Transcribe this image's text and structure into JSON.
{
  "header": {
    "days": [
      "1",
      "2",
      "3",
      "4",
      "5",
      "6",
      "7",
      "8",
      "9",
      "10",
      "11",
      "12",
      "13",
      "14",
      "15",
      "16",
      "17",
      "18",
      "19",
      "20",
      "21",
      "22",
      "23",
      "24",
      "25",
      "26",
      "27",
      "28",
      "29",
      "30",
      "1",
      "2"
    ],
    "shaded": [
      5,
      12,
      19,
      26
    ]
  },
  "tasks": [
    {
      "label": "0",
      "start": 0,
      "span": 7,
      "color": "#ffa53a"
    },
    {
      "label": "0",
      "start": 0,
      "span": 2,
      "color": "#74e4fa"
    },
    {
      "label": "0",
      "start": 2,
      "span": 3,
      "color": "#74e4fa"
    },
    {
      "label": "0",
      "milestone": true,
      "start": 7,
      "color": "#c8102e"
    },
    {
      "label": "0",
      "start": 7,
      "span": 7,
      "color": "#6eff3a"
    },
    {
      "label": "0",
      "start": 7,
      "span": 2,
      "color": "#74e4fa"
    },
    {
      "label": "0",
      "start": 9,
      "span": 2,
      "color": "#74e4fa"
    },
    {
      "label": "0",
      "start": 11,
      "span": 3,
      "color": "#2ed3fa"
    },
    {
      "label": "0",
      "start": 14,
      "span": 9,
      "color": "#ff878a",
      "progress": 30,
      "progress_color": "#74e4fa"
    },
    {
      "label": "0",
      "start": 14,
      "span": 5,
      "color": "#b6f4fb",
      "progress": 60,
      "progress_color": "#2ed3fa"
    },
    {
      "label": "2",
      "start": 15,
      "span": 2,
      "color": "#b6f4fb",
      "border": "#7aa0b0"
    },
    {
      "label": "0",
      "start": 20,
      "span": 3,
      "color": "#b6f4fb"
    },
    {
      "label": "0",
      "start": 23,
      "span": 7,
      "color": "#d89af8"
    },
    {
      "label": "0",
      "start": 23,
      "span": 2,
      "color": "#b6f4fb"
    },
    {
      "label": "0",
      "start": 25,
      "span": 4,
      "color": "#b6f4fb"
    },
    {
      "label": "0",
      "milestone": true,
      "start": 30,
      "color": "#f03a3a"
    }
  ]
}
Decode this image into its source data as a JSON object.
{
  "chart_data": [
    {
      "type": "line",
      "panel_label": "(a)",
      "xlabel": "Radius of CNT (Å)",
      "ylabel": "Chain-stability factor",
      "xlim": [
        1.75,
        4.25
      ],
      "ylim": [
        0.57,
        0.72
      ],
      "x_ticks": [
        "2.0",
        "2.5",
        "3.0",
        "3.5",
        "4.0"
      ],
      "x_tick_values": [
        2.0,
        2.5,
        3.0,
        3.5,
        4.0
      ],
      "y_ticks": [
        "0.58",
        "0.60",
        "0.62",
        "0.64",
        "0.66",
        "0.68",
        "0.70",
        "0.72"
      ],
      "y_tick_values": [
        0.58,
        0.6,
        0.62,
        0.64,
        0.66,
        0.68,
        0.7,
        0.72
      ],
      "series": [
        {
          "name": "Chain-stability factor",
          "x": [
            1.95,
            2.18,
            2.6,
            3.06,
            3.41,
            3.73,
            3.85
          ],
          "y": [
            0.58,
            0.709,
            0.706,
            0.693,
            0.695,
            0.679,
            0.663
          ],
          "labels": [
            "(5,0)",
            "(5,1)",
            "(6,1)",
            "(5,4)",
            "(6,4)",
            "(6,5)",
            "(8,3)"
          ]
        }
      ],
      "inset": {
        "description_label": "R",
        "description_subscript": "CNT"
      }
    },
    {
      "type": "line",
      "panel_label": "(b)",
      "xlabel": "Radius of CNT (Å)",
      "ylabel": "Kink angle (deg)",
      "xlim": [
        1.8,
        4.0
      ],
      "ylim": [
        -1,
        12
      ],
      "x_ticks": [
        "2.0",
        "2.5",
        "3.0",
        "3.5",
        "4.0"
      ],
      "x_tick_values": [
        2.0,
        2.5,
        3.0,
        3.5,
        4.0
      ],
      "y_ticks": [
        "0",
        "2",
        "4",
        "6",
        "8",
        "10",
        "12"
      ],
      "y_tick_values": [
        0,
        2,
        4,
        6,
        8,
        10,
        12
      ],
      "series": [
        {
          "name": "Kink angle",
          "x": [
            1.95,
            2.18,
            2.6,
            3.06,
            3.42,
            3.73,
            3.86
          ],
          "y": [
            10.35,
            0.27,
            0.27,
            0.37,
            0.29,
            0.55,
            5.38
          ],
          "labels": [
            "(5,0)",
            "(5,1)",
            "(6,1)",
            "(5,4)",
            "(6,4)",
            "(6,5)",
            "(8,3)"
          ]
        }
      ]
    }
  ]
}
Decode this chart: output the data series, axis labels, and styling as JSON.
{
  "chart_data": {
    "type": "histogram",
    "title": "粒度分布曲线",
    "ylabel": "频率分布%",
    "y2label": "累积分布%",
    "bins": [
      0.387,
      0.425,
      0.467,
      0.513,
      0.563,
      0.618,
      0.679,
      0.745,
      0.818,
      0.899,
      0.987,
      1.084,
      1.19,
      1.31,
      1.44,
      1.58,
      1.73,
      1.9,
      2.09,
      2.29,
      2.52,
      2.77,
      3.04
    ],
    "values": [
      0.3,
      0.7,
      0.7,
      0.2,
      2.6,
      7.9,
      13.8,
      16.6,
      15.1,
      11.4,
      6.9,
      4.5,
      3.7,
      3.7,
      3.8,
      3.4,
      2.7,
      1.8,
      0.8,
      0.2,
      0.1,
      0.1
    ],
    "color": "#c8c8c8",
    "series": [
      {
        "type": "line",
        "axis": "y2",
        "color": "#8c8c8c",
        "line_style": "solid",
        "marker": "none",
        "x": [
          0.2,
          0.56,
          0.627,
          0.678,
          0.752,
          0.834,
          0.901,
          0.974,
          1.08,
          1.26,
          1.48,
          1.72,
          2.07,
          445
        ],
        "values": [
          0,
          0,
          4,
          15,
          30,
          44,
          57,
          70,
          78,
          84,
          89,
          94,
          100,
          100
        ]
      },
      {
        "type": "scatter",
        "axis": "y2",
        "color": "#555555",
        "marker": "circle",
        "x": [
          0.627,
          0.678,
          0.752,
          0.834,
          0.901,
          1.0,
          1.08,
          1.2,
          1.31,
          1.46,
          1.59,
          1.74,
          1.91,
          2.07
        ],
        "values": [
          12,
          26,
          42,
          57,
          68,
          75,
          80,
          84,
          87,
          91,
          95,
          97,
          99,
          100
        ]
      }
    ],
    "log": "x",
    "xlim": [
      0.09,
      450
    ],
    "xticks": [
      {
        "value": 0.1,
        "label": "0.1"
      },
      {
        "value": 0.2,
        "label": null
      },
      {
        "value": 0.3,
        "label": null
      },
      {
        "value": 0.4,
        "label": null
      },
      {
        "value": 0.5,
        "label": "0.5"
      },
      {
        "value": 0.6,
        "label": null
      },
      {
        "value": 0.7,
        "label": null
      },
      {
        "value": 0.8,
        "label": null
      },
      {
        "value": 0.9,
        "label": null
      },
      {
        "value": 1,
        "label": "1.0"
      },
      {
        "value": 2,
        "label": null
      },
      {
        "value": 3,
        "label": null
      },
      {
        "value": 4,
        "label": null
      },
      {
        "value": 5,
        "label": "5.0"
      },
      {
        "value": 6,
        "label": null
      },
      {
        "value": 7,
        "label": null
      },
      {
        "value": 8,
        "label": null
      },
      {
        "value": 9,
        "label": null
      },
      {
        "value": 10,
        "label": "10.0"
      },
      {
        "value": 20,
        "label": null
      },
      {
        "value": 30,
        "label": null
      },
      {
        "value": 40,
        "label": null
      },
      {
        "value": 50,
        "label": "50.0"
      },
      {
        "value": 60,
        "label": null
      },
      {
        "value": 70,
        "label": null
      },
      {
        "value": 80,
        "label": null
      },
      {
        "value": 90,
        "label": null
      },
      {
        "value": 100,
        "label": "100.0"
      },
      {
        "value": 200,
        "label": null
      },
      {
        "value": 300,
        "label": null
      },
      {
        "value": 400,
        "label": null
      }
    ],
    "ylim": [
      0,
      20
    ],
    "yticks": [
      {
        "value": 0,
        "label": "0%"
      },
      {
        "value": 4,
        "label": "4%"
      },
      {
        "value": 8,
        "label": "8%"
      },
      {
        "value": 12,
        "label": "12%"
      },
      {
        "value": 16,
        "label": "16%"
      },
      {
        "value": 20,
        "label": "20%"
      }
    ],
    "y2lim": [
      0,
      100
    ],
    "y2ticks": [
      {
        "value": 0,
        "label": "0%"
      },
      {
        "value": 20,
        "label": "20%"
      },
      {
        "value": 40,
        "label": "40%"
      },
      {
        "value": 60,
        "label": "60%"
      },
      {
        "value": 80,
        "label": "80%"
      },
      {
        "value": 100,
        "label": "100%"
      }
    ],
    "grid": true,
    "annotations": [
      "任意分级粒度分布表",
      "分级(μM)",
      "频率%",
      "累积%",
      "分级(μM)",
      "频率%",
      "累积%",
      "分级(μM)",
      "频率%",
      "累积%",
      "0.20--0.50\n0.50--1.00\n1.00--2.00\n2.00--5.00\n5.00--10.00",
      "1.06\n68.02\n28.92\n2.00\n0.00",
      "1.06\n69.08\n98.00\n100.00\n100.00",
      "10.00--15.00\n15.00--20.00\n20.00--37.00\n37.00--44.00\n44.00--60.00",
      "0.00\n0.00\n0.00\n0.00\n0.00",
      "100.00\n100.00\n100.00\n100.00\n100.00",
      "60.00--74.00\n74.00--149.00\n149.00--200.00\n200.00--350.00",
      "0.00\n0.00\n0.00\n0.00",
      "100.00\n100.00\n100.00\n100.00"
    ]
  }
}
◆ ◆ ◆ ◆
WHAT TO PRODUCE — Find the count of lines in the data above where the string "name" occurs. Provide that number alone.

WORKED ANSWER — 2